What is expected: Wherever a line below holds the word "JSON", copy that line.

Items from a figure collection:
# # # # #
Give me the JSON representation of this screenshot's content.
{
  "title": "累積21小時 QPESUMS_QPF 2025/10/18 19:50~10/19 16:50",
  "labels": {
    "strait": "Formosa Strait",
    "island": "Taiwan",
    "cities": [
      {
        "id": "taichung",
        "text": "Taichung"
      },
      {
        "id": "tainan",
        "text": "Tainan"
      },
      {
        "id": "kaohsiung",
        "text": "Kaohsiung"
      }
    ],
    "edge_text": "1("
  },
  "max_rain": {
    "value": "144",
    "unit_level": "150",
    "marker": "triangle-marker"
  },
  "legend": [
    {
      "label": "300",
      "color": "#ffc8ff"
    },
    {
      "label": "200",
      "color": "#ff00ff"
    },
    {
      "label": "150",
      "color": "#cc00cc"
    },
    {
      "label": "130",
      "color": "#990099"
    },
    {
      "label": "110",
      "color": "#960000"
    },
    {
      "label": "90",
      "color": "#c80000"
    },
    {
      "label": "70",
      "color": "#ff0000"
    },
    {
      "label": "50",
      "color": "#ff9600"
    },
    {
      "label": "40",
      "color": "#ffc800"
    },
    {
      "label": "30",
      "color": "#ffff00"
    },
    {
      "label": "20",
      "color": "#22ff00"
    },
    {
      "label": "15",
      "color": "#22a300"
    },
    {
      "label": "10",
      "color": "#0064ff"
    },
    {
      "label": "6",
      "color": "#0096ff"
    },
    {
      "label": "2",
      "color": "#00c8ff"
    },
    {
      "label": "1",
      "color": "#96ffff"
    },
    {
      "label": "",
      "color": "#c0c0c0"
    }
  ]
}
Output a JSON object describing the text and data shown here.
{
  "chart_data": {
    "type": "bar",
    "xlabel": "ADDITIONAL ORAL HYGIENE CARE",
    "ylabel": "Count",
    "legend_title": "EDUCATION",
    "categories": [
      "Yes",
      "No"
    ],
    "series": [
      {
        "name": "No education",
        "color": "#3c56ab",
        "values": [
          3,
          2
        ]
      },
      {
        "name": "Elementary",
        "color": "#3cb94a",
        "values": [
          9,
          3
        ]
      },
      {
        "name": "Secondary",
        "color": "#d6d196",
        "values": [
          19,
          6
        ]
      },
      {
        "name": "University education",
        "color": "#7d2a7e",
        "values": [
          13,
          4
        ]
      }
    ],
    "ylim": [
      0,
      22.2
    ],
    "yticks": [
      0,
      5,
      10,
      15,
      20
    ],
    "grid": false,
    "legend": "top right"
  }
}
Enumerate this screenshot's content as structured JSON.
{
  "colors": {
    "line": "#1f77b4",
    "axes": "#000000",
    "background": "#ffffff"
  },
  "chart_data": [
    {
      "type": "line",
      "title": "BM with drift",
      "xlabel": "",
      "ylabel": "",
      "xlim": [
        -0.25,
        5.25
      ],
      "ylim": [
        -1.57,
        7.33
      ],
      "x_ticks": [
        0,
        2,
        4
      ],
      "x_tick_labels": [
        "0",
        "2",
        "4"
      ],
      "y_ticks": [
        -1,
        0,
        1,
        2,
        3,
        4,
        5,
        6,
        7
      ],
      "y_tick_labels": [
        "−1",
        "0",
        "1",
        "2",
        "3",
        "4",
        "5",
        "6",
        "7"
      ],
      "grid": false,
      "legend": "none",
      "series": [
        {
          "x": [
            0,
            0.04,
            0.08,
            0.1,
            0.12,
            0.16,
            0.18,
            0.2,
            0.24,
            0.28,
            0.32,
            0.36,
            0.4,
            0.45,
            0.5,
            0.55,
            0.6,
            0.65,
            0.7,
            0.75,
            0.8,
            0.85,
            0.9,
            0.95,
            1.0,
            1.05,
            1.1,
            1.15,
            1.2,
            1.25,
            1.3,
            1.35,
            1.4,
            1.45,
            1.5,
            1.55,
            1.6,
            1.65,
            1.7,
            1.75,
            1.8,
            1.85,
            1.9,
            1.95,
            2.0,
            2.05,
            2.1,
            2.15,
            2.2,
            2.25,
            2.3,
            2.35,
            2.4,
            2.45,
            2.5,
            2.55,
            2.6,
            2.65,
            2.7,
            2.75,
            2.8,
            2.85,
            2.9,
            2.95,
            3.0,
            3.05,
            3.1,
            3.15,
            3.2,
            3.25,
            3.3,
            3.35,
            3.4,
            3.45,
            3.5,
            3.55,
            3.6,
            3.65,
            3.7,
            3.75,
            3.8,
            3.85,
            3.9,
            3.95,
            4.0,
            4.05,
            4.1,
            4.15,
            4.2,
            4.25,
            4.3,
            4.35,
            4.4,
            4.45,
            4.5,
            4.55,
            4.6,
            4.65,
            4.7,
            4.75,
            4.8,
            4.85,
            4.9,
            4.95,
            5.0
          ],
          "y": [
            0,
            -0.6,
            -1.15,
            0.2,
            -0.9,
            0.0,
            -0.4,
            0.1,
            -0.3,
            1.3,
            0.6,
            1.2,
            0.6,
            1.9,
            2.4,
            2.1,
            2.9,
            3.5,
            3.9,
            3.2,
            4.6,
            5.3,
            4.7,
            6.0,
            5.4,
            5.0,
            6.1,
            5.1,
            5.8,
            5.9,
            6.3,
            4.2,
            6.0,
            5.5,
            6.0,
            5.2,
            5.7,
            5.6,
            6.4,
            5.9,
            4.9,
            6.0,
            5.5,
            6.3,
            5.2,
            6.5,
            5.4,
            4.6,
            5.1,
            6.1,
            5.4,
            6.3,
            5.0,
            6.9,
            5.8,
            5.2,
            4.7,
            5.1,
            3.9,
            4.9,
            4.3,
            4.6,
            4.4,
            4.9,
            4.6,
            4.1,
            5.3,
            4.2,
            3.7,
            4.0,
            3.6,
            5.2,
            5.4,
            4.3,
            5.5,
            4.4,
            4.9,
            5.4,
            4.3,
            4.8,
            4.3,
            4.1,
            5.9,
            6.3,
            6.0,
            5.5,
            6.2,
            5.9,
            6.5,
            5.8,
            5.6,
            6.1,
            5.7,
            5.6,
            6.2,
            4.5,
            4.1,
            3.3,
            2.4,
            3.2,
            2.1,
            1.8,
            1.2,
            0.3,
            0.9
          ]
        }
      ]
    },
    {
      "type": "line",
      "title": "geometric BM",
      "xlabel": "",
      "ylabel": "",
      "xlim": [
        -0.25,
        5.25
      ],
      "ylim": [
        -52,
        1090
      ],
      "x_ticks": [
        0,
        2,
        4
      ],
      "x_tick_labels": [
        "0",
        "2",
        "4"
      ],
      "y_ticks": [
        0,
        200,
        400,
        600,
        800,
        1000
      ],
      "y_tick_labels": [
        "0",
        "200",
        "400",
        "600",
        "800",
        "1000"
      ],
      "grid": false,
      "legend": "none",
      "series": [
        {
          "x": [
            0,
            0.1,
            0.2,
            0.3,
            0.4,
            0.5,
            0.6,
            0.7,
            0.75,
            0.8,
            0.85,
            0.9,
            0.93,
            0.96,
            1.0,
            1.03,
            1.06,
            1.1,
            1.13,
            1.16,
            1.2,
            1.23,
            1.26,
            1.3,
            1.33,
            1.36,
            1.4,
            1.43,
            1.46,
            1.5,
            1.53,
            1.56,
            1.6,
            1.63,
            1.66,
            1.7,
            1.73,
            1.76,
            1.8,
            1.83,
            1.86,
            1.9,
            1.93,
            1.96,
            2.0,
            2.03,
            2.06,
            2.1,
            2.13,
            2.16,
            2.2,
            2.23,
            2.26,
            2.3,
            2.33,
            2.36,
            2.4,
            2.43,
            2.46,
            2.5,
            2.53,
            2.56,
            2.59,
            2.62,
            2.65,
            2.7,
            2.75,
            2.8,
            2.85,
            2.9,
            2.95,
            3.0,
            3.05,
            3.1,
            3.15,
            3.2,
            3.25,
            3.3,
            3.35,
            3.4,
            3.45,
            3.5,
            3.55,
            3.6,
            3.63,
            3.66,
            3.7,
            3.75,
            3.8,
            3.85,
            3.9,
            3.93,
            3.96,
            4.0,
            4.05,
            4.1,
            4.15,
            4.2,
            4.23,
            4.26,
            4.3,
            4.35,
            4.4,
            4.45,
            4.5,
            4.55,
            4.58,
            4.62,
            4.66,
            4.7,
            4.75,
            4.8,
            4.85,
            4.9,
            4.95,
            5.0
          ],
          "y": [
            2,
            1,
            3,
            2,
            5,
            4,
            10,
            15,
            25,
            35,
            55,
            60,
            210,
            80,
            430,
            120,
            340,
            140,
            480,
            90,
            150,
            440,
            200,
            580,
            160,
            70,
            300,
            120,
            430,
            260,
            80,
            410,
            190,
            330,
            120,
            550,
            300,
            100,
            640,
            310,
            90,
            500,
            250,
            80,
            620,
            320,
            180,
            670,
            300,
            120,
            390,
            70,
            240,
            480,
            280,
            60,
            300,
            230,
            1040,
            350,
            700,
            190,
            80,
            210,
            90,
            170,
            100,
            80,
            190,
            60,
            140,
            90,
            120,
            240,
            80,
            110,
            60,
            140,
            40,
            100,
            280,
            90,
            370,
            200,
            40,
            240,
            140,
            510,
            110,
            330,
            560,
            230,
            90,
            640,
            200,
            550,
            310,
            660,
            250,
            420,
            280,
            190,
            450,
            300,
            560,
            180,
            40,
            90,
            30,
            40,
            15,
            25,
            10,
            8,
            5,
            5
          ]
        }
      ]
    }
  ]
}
# # # # #
Output of the exercise:
Give me the JSON representation of this screenshot's content.
Output a JSON object describing the text and data shown here.
Enumerate this screenshot's content as structured JSON.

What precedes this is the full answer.